◆ THE TASK
Pull out every line with the word "외국국적동포" from the entries below.

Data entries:
+ + + +

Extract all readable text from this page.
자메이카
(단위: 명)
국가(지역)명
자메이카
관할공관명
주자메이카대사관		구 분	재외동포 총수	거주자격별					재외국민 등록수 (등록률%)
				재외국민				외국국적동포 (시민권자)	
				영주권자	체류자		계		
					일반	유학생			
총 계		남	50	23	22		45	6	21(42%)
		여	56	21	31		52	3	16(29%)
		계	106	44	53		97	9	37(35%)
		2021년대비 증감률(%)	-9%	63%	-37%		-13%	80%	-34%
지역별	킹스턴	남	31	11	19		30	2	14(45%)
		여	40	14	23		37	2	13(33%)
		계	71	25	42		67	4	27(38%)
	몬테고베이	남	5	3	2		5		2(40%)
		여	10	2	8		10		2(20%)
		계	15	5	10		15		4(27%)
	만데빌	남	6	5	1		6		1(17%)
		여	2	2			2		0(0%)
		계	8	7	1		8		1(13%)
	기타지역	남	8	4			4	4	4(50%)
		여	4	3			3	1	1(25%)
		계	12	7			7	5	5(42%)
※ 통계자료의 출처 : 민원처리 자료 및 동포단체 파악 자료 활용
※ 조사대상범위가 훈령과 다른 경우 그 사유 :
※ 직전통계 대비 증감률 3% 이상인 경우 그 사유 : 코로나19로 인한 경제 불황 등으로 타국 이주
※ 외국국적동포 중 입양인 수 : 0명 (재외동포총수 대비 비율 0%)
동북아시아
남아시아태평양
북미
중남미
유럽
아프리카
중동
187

+ + + +

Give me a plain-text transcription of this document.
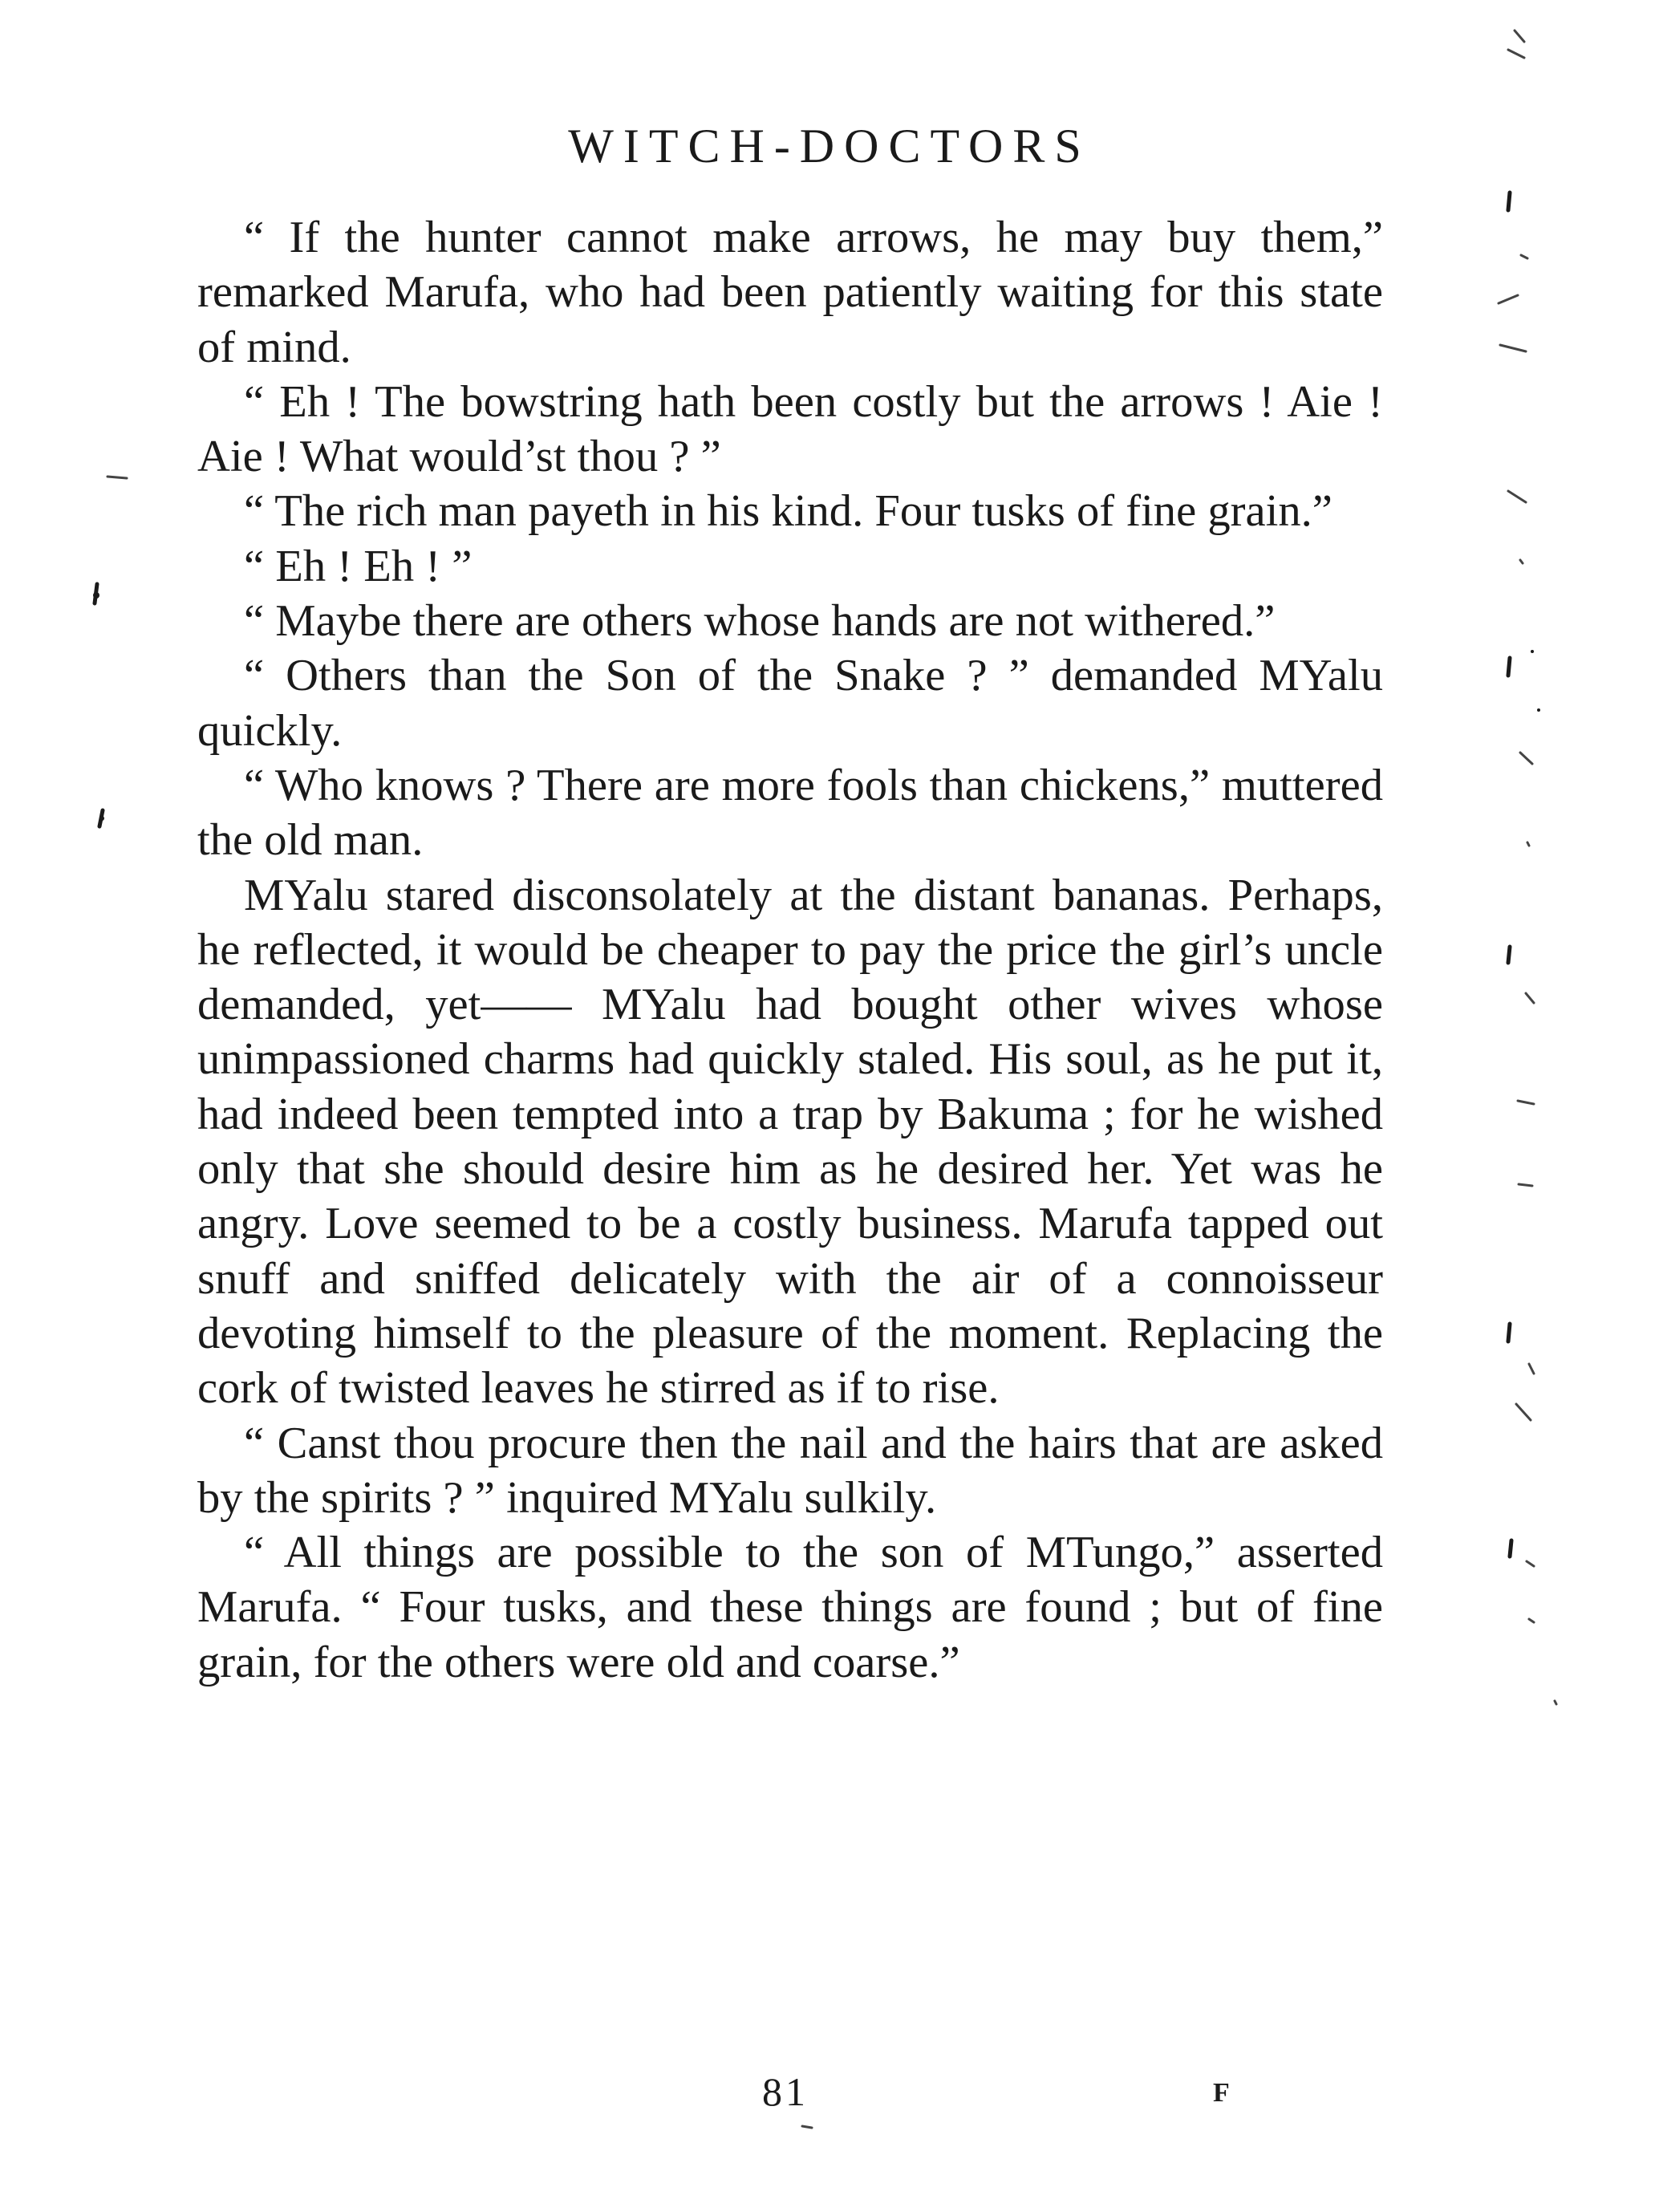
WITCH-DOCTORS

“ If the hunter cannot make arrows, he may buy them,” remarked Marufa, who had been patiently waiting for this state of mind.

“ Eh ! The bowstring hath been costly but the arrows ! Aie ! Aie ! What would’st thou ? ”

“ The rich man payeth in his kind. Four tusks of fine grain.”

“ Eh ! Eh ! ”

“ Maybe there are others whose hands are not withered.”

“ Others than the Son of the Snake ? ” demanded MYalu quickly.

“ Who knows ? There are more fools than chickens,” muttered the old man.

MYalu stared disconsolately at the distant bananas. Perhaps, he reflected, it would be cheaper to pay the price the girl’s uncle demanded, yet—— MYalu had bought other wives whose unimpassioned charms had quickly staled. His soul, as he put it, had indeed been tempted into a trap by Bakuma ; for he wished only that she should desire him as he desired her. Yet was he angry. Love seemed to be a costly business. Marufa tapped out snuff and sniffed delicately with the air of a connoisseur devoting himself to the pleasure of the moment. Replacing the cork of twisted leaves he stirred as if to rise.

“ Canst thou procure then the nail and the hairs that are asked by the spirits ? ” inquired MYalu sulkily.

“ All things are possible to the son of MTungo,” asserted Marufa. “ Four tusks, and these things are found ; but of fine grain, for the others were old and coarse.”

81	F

+ + + +

◆ ANSWER TO THE EXERCISE
				재외국민				외국국적동포 (시민권자)	
※ 외국국적동포 중 입양인 수 : 0명 (재외동포총수 대비 비율 0%)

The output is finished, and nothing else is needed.